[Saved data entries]

---*---

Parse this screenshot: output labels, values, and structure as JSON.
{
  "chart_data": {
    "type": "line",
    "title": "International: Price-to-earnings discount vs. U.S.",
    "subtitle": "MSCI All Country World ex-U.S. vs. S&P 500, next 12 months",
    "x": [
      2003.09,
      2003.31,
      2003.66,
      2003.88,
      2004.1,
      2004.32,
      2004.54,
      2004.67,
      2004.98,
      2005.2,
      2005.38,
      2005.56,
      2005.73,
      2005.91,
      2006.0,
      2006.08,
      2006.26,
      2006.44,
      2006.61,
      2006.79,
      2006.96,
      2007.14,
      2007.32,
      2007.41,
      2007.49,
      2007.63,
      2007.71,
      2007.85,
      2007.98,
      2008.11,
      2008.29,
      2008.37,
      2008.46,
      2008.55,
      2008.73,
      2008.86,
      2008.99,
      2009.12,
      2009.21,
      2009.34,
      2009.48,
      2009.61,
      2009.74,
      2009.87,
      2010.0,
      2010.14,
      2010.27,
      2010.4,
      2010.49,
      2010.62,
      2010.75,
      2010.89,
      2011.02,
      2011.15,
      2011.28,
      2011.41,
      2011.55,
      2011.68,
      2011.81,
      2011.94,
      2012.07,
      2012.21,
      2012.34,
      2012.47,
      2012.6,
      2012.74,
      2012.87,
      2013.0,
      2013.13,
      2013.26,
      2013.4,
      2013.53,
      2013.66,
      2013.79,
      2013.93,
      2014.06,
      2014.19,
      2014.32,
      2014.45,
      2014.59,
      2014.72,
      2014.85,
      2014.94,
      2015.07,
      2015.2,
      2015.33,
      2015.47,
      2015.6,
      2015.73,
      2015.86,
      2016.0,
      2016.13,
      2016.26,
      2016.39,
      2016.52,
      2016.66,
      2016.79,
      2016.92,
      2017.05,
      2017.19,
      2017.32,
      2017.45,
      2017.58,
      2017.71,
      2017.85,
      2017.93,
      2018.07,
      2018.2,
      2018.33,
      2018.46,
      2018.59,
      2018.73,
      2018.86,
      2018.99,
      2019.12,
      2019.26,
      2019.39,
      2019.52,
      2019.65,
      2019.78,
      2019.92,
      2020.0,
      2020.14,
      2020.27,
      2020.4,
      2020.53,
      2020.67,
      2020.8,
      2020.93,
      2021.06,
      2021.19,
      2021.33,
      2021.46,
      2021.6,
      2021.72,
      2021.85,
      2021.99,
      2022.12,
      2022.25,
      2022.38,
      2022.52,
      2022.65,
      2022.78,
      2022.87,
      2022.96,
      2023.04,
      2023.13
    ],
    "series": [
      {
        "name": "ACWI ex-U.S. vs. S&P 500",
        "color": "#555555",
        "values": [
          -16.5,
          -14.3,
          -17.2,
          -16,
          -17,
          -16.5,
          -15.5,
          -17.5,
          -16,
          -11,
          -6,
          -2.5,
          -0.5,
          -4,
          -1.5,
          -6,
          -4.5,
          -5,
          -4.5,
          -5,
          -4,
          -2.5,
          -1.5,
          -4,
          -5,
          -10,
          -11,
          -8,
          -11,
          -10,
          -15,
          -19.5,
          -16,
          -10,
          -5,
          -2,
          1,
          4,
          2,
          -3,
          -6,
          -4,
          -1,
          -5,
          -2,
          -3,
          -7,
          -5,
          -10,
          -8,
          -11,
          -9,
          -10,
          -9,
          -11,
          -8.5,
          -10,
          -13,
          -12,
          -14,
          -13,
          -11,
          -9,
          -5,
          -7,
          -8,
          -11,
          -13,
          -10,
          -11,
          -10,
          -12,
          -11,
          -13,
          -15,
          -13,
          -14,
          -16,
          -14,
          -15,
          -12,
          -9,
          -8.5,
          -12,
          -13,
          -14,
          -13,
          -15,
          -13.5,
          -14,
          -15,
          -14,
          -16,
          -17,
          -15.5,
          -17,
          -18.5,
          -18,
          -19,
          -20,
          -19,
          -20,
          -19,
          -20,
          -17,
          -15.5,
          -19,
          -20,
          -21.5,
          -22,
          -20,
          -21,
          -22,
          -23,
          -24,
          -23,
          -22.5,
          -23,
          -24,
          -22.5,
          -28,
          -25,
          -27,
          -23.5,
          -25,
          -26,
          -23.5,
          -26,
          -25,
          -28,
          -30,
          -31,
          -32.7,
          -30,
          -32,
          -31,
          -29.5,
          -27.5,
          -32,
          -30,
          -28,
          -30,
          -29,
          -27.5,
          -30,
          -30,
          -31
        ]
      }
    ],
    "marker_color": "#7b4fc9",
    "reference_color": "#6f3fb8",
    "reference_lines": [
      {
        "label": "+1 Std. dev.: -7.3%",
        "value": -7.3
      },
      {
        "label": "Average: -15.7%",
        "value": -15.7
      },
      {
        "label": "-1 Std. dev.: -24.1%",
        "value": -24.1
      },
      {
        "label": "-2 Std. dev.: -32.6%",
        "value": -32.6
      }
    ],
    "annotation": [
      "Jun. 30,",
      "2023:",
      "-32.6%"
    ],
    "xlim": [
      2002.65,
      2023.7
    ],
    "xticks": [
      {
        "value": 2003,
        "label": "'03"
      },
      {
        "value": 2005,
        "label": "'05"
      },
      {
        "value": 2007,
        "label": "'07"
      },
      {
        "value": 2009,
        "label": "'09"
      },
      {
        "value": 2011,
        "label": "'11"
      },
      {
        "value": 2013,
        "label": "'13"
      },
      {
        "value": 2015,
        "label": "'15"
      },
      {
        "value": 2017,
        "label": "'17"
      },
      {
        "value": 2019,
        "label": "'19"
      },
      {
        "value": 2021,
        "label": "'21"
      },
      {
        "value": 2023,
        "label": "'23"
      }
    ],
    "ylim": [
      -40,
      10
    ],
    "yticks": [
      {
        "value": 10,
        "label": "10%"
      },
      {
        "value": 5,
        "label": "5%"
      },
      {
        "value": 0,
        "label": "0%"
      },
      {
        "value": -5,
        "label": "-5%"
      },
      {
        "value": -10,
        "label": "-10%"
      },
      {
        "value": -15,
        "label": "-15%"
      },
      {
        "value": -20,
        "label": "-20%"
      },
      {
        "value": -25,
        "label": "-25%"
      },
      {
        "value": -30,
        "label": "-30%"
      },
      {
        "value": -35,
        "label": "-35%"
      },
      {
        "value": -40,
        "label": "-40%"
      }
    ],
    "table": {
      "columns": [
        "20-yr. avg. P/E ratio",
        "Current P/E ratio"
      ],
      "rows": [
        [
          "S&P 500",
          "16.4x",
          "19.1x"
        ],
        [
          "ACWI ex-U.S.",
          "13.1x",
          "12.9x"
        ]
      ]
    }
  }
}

---*---

* _Work to be completed_:
Show all lines in the entries above where the word "values" appears.

* _Output_:
Parse this screenshot: output labels, values, and structure as JSON.
        "values": [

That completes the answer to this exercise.